── EXERCISE INPUTS ──
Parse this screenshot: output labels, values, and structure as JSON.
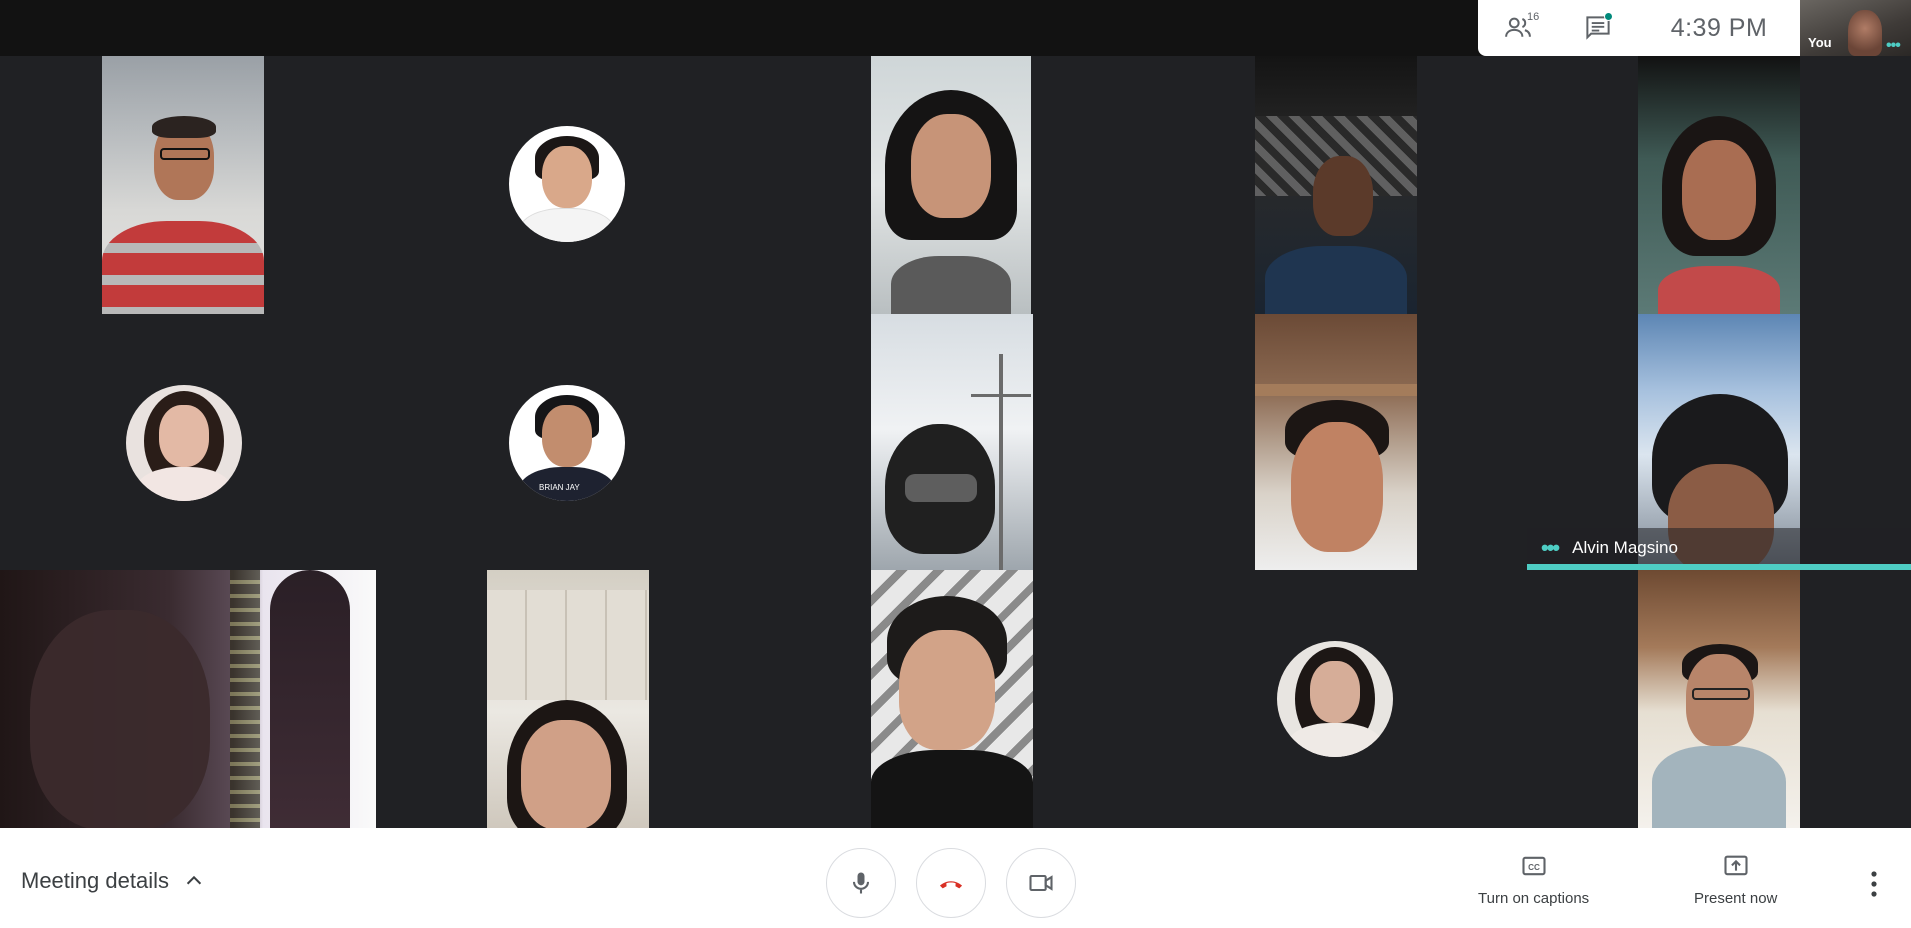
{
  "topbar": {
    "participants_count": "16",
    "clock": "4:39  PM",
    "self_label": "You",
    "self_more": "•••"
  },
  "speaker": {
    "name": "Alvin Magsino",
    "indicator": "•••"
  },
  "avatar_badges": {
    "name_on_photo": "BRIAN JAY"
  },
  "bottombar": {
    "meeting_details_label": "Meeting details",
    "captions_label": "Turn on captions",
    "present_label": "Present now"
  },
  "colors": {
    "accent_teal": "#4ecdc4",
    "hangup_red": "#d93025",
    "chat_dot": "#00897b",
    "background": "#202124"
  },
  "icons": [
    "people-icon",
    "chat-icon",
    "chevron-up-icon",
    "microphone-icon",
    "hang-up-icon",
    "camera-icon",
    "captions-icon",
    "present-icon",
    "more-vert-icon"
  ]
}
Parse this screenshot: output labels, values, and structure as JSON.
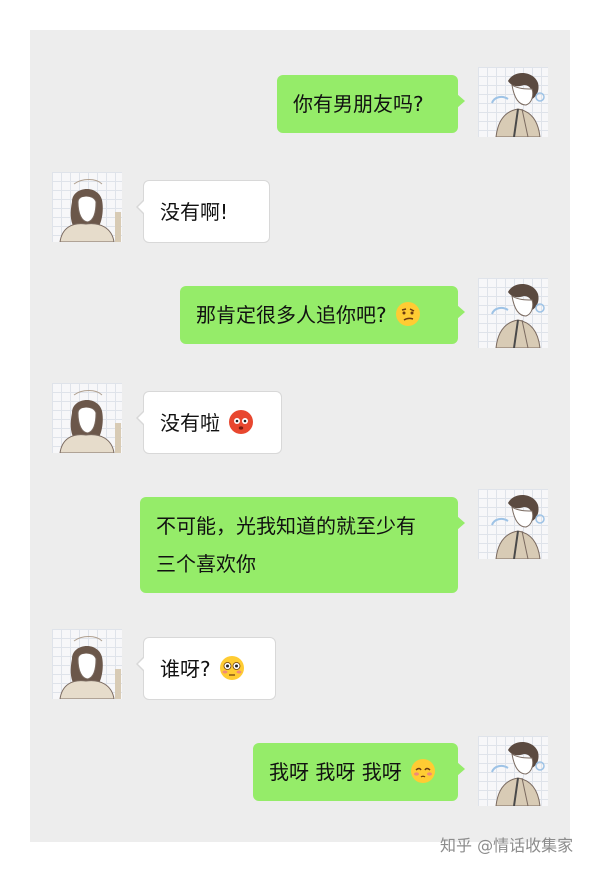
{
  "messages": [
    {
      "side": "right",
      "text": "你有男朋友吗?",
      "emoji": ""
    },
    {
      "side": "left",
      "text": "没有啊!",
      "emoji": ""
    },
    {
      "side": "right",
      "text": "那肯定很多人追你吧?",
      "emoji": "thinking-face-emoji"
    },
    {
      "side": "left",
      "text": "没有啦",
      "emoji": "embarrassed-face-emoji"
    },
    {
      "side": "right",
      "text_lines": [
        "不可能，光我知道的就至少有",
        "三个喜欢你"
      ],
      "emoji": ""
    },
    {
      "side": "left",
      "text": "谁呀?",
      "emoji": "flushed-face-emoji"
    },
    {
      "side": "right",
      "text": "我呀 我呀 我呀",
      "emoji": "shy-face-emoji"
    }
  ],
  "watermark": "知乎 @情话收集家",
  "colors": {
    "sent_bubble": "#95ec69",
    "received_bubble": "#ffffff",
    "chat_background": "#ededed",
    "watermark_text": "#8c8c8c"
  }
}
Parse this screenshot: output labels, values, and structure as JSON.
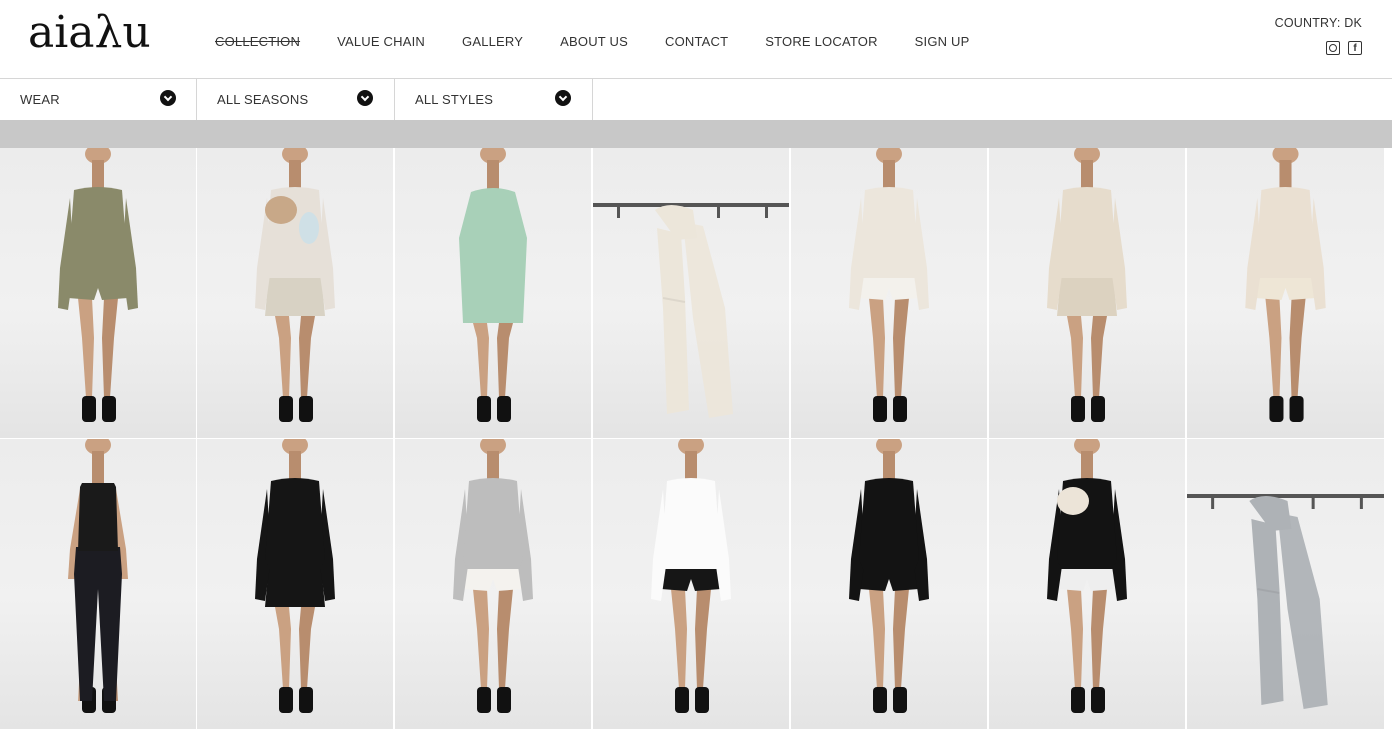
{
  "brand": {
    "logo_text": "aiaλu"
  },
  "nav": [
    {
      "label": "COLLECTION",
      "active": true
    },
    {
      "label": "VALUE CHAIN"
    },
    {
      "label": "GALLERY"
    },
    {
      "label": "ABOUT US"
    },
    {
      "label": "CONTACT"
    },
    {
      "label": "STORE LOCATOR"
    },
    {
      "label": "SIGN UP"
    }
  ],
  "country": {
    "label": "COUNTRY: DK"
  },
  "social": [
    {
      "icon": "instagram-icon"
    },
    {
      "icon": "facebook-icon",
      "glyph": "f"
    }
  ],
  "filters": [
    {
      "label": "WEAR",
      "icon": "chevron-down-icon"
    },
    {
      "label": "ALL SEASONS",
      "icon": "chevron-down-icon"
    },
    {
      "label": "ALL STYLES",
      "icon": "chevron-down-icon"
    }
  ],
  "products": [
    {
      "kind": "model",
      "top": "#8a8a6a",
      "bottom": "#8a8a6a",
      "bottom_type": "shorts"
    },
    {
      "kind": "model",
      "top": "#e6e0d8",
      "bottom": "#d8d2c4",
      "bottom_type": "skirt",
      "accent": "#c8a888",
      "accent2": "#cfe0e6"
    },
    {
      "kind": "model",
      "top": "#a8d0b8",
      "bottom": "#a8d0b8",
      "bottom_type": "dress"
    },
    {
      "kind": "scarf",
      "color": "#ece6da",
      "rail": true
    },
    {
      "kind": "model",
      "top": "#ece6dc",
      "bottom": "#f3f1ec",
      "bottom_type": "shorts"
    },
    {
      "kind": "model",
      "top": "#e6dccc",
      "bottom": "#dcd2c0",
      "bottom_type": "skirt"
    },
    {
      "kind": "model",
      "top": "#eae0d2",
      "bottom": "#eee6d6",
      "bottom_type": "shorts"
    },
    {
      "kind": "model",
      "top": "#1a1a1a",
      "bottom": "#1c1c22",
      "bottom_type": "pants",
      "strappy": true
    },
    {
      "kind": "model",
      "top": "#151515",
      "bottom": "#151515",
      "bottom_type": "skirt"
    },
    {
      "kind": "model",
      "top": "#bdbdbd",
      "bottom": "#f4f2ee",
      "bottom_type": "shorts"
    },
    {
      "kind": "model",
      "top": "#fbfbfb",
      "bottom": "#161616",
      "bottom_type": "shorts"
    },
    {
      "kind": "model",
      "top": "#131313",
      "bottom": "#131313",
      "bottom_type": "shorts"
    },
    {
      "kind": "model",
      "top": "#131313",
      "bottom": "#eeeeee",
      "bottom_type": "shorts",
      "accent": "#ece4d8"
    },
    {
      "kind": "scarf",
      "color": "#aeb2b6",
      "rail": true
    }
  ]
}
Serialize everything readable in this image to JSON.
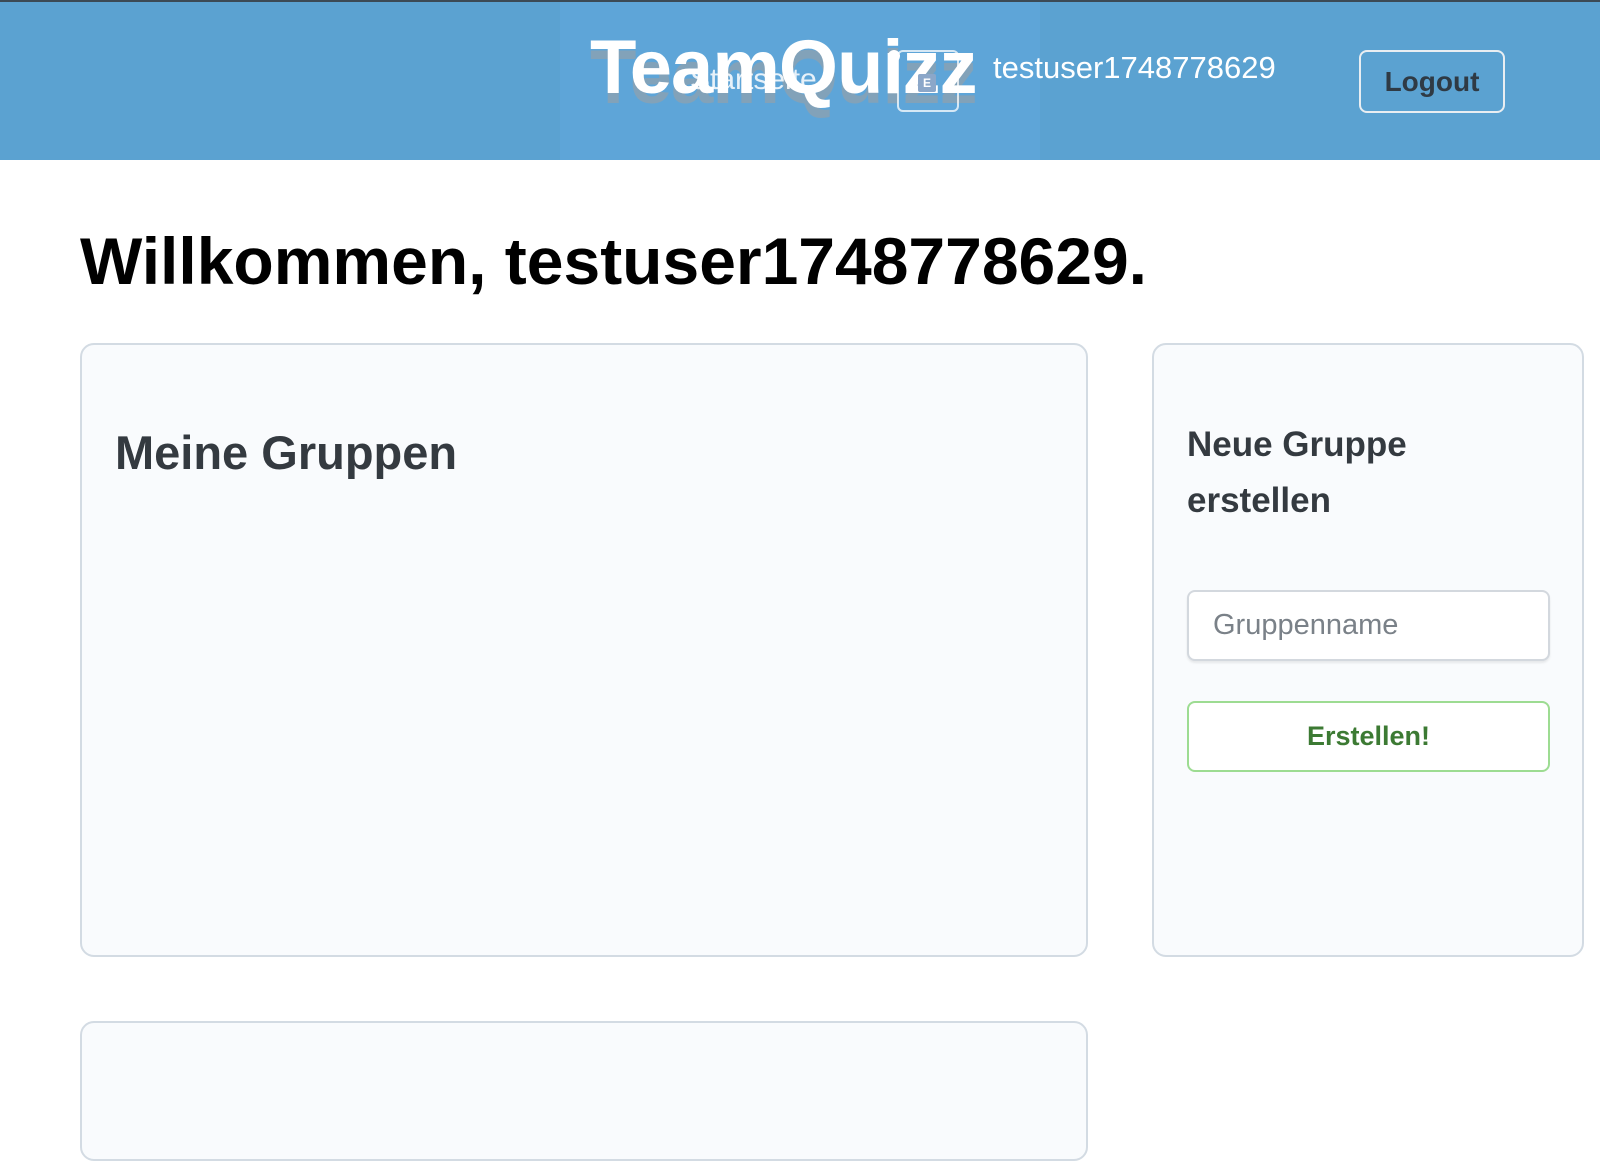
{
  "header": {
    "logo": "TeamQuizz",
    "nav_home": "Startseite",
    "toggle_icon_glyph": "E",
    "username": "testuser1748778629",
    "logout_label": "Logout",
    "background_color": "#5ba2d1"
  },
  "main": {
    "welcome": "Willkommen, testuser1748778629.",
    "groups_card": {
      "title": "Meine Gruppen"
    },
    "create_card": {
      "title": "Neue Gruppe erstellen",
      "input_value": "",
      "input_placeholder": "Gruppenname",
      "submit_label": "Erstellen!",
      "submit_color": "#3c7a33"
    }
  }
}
───
Write only the number of lines in the records that include the word "captions".

2